What to work on: Check each line of the entries below for the string "page"; copy every line where it appears.

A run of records
•••••

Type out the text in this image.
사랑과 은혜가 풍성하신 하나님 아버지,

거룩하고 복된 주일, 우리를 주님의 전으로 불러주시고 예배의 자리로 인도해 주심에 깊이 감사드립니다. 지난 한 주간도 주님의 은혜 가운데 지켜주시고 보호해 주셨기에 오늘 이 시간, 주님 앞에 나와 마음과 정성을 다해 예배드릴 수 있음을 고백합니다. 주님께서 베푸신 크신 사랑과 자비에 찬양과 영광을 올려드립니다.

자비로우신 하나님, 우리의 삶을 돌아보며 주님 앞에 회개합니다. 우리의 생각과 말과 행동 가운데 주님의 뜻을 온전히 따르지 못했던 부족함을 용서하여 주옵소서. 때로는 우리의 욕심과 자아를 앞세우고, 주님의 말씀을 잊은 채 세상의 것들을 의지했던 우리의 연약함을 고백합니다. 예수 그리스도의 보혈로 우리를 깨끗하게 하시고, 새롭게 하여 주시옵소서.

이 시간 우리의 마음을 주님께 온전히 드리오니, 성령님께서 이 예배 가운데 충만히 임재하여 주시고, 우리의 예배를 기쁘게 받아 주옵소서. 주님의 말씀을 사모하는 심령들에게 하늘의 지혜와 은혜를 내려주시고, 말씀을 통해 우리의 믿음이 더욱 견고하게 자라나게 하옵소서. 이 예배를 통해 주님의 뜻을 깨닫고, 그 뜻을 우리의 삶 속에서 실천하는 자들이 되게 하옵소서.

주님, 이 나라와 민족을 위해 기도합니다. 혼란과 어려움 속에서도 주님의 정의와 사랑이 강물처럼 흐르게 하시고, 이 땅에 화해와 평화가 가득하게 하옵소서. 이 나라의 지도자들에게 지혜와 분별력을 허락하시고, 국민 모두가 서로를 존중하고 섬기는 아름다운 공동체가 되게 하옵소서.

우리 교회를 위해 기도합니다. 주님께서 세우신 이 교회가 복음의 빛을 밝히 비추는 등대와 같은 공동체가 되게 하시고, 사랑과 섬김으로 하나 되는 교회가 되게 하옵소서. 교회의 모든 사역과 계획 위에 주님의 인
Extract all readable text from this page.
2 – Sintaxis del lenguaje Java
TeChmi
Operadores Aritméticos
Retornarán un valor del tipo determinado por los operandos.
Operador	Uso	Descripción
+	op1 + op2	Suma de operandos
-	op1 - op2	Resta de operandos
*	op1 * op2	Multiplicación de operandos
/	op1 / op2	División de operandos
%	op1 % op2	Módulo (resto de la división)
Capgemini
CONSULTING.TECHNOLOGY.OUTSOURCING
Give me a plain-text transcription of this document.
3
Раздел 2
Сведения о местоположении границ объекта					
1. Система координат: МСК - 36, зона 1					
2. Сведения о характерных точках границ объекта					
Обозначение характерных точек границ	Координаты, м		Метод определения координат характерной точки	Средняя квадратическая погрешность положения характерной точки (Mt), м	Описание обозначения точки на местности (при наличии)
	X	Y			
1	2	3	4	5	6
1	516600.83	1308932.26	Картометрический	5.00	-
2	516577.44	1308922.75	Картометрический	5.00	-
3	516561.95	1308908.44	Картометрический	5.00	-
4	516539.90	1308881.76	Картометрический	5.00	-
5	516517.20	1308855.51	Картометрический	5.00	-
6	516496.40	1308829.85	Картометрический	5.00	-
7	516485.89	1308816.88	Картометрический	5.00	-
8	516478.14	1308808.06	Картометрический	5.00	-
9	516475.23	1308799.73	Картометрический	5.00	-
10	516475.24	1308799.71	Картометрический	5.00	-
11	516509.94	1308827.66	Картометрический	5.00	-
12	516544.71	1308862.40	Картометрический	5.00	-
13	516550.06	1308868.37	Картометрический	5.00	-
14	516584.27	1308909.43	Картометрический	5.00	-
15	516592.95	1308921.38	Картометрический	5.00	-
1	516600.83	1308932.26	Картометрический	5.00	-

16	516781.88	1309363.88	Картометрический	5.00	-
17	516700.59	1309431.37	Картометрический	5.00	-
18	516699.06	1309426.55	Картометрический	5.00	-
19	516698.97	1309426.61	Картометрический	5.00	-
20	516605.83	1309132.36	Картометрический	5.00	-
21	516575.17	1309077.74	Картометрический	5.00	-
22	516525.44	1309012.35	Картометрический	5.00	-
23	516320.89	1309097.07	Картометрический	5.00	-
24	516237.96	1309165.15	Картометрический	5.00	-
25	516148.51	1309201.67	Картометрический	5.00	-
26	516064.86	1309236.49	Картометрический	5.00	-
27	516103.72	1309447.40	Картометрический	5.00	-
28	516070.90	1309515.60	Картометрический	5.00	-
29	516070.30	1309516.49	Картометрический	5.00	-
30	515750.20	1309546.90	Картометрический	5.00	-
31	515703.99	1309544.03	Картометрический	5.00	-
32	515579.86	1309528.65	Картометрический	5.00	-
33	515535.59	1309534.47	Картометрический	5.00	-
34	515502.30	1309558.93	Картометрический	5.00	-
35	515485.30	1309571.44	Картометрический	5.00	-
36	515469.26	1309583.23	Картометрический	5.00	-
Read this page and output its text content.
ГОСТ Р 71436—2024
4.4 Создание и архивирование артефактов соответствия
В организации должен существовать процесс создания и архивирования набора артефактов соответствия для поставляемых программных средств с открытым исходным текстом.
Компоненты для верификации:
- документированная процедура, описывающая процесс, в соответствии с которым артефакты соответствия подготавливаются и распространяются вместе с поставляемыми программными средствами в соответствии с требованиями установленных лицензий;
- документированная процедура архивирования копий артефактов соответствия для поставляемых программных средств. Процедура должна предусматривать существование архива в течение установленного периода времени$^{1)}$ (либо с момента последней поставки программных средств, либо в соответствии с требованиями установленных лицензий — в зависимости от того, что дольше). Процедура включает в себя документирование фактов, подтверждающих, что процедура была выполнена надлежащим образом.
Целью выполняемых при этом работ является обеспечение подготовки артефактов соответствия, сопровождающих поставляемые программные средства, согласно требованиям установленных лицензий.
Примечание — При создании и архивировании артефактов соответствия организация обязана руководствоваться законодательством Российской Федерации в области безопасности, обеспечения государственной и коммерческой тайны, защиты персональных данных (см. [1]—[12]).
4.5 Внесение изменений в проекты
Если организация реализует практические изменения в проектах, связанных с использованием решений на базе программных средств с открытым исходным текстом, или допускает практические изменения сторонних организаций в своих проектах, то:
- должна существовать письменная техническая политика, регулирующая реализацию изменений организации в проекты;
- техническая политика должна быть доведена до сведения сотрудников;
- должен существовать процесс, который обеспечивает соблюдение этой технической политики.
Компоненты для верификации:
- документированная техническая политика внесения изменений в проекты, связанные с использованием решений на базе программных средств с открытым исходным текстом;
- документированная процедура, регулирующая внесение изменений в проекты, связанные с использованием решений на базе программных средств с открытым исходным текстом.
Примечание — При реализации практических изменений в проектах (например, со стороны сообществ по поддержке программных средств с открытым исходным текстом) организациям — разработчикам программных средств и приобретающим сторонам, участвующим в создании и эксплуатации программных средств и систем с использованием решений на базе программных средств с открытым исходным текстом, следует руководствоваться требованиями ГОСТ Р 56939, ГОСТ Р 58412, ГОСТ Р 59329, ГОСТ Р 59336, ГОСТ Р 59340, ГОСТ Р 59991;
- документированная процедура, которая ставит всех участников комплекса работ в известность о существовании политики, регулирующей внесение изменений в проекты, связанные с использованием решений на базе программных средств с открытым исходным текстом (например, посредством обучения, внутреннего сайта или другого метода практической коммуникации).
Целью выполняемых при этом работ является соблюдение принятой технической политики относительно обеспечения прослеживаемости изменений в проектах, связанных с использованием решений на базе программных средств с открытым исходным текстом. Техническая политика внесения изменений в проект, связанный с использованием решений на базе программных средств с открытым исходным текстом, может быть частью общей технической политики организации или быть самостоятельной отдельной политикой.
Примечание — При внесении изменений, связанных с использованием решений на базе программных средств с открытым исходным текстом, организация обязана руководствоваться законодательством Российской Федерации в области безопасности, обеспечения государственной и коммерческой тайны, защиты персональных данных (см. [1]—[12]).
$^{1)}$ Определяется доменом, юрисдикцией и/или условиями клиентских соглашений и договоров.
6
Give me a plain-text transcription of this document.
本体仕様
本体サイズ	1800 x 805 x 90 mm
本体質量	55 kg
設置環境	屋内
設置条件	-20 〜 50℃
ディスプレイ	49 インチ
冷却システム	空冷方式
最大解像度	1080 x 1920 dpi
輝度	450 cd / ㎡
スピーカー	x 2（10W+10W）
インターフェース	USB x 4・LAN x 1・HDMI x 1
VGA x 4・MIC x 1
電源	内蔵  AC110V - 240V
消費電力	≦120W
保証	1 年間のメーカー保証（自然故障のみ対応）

•••••

Task response:
Extract all readable text from this page.
Read this page and output its text content.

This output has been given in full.